__TRAVAIL DEMANDÉ__
Prolongez l'article ci-dessous sur les accusations visant le haut-commissaire Jean-Paul Delevoye, en reprenant après sa dernière phrase.

__TEXTE FOURNI__

▼▼▼

Accusations de conflit d'intérêt avec les assurances, cumul de fonctions interdit par la Constitution... Fragilisé, le haut-commissaire Jean-Paul Delevoye n'exclut pas de démissionner pour préserver la réforme des retraites dont il est l'artisan et qui est contestée de toutes parts.
"Si j'estimais, que je suis devenu un sujet de fragilité, j'en tirerais les conséquences"
Il y a déjà "pensé", a-t-il lâché vendredi dans Libération. Un nouvel épisode au feuilleton démarré quatre jours plus tôt avec les révélations du Parisien sur sa déclaration d'intérêts. "Ce n'est pas à moi de juger mais si j'estimais, à un moment, que je suis devenu un sujet de fragilité, j'en tirerais les conséquences car (...) le projet est plus important que la personne", a assuré le haut-commissaire.
Lundi, Jean-Paul Delevoye avait été épinglé pour ne pas avoir mentionné dans sa déclaration - justifiée par son entrée au gouvernement en septembre - auprès de la Haute autorité pour la transparence de la vie publique (HATVP) sa fonction, depuis 2016, d'administrateur bénévole d'un institut de formation de l'assurance (Ifpass), un secteur qui convoite l'épargne retraite des Français.
Une première polémique pour un poste d'administrateur d'un institut de formation de l'assurance
Plaidant "une erreur" et "une omission par oubli", le haut-commissaire avait démissionné de ce poste le jour-même pour "clore toute polémique" sur d'éventuels conflits d'intérêts. Mais les partis d'opposition s'en sont donnés à cœur joie, en plein conflit social sur le chantier des retraites qu'il pilote depuis deux ans, le député LFI Adrien Quatennens l'accusant par exemple de vouloir faire "avaler au pays une réforme au service des assureurs, des banques et des fonds de pension". "Il y a des amalgames curieux, lorsqu'on essaie de me faire passer pour un défenseur des assureurs", s'est défendu Jean-Paul Delevoye vendredi.

▲▲▲

__DONNÉES ENREGISTRÉES__

▼▼▼

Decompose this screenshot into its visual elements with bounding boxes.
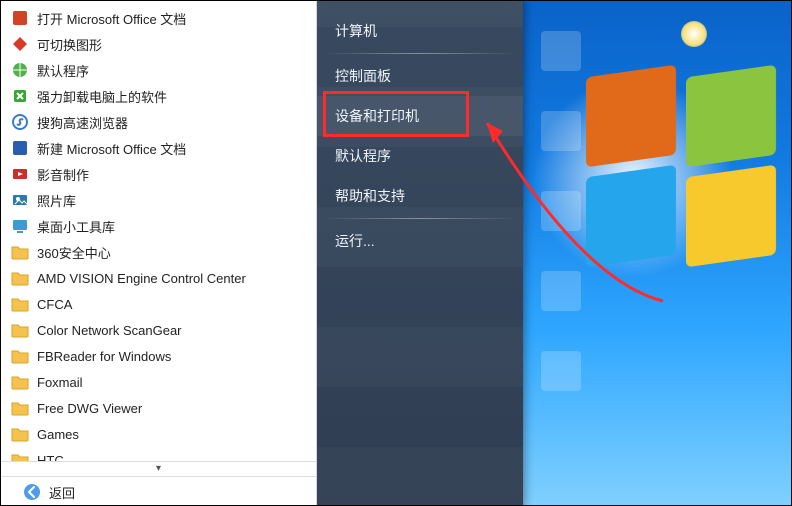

▲▲▲

__RÉPONSE ATTENDUE__
La veille, le procureur de Paris a demandé à la HATVP des précisions sur le défaut de déclaration d'activité du haut-commissaire. Une demande à laquelle cette autorité indépendante "s'attachera à répondre" dans "les meilleurs délais", une réunion de son collège se tenant mercredi, a-t-elle précisé à l'AFP. C'est à cette instance de saisir la justice sur en cas d'"omission substantielle" d'un membre de l'exécutif, notamment face à une volonté de dissimuler ou à une réitération.
Une seconde pour un poste à plus de 5.000 euros par mois
Mais le haut-commissaire doit également affronter une autre polémique liée à une autre fonction, qu'il avait bien déclarée : la présidence, depuis 2017, de Parallaxe, un institut de réflexion sur l'éducation dépendant du groupe de formation IGS, pour un montant de 5.368,38 euros net mensuels en 2018 et 2019. "Si j'ai touché une rémunération, c'est pour un travail concret dont je suis fier", a assuré Jean-Paul Delevoye vendredi, trois jours après avoir démissionné de toutes ses activités liées au groupe IGS.
Un cumul de salaires interdit par la Constitution
"Je l'ai conservée quand j'ai été nommé haut-commissaire (en septembre 2017, ndlr) donc haut fonctionnaire, puis quand je suis devenu membre du gouvernement (en septembre 2019), ce qui, je l'ai appris depuis, n'était pas autorisé", a dit Jean-Paul Delevoye. Il a ainsi perçu plus de 16.000 euros ces trois derniers mois, alors que la Constitution interdit "toute activité professionnelle" aux membres du gouvernement.
Une nouvelle "erreur", reconnaît le haut-commissaire, qui dit avoir "remboursé les sommes" et mesurer "tout à fait la perte de crédit (...) douloureuse à vivre". Selon son entourage, Jean-Paul Delevoye a remboursé mercredi ce qu'il avait perçu depuis son entrée au gouvernement et "s'apprête à le faire" également pour les montants touchés depuis septembre 2017, soit au moins 123.000 euros, selon un calcul de l'AFP.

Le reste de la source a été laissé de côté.